Source extract:
::::
Function changing mutations in glucocorticoid receptor evolution correlate with their relevance to mode coupling

TL;DR

This study demonstrates that nonlinear effects in protein dynamics, analyzed through a novel method, can predict functionally relevant amino acids in glucocorticoid receptor evolution, linking mutations to mode coupling.

Contribution

The paper introduces a method leveraging nonlinear dynamics to identify functional amino acids, applied here to ancestral glucocorticoid receptors, revealing mutation sites linked to mode coupling.

Findings

Mutations restricting GR activity correlate with nonlinear dynamic hotspots.

Nonlinear effects are essential for understanding protein functionality.

The method predicts functional sites based on nonlinear contributions.

Abstract

Nonlinear effects in protein dynamics are expected to play role in function, particularly of allosteric nature, by facilitating energy transfer between vibrational modes. A recently proposed method focusing on the non-Gaussian shape of the population near equilibrium projects this information onto real space in order to identify the aminoacids relevant to function. We here apply this method to three ancestral proteins in glucocorticoid receptor (GR) family and show that the mutations that restrict functional activity during GR evolution correlate significantly with locations that are highlighted by the nonlinear contribution to the near-native configurational distribution. Our findings demonstrate that nonlinear effects are not only indispensible for understanding functionality in proteins, but they can also be harnessed into a predictive tool for functional site determination.
::::
Supplied data:

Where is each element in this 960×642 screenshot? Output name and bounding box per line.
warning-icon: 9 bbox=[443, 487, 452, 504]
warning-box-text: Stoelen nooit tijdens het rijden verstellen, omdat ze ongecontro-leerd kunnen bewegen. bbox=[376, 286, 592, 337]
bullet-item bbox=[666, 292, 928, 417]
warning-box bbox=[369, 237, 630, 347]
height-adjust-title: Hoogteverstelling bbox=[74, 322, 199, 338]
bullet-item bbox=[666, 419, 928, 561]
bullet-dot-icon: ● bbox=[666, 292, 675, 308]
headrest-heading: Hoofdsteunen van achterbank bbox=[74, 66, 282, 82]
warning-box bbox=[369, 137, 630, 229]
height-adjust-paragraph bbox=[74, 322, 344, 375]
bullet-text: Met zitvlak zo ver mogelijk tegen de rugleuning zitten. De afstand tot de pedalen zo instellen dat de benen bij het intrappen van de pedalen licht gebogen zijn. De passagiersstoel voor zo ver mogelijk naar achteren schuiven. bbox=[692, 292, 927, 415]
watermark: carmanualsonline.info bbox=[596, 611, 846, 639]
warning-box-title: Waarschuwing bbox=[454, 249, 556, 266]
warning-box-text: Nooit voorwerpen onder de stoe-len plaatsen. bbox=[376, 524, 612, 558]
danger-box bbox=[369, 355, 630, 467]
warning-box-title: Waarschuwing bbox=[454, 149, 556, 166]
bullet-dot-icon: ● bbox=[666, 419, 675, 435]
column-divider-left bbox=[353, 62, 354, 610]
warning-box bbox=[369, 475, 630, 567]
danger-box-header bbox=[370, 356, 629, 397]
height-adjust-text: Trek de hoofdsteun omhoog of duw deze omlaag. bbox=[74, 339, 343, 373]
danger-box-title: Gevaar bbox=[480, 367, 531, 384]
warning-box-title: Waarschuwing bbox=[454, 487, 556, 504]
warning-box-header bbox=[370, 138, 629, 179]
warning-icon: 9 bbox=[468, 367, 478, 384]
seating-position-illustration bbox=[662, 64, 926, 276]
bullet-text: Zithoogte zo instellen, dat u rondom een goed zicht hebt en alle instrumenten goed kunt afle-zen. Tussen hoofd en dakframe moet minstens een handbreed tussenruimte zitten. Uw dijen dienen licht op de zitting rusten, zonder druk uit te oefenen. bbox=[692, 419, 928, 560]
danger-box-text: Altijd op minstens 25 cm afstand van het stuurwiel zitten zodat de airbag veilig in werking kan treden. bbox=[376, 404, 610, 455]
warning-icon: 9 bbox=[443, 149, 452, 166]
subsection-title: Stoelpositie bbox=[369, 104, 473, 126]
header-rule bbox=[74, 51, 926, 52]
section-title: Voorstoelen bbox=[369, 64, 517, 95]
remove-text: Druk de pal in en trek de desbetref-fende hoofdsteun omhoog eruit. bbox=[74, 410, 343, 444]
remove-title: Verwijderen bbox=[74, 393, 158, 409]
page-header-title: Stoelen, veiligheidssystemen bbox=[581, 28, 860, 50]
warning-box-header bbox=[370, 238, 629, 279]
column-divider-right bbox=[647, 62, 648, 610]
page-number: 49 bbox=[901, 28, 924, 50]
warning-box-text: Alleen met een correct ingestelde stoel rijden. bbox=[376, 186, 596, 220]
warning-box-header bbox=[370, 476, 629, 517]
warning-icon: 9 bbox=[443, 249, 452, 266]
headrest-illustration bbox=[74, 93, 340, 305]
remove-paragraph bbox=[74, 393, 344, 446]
::::
Set of tasks:
1) Update the glucocorticoid receptor summary by writing out its passage starting with "This study demonstrates" and going on through "mutations to mode coupling.", with "demonstrates" changed to "shows".
2) Does the glucocorticoid receptor summary support each statement below? Answer yes or no for each, and quote the words that decide it.
(a) The method was applied to three ancestral proteins in the glucocorticoid receptor family.
(b) The method focuses on the Gaussian shape of the population near equilibrium.
(c) Mutations that restrict GR activity correlate with nonlinear dynamic hotspots.

Results by task:
1)
This study shows that nonlinear effects in protein dynamics, analyzed through a novel method, can predict functionally relevant amino acids in glucocorticoid receptor evolution, linking mutations to mode coupling.

2)
(a) Yes: "We here apply this method to three ancestral proteins in glucocorticoid receptor (GR) family"
(b) No: "focusing on the non-Gaussian shape of the population near equilibrium"
(c) Yes: "Mutations restricting GR activity correlate with nonlinear dynamic hotspots."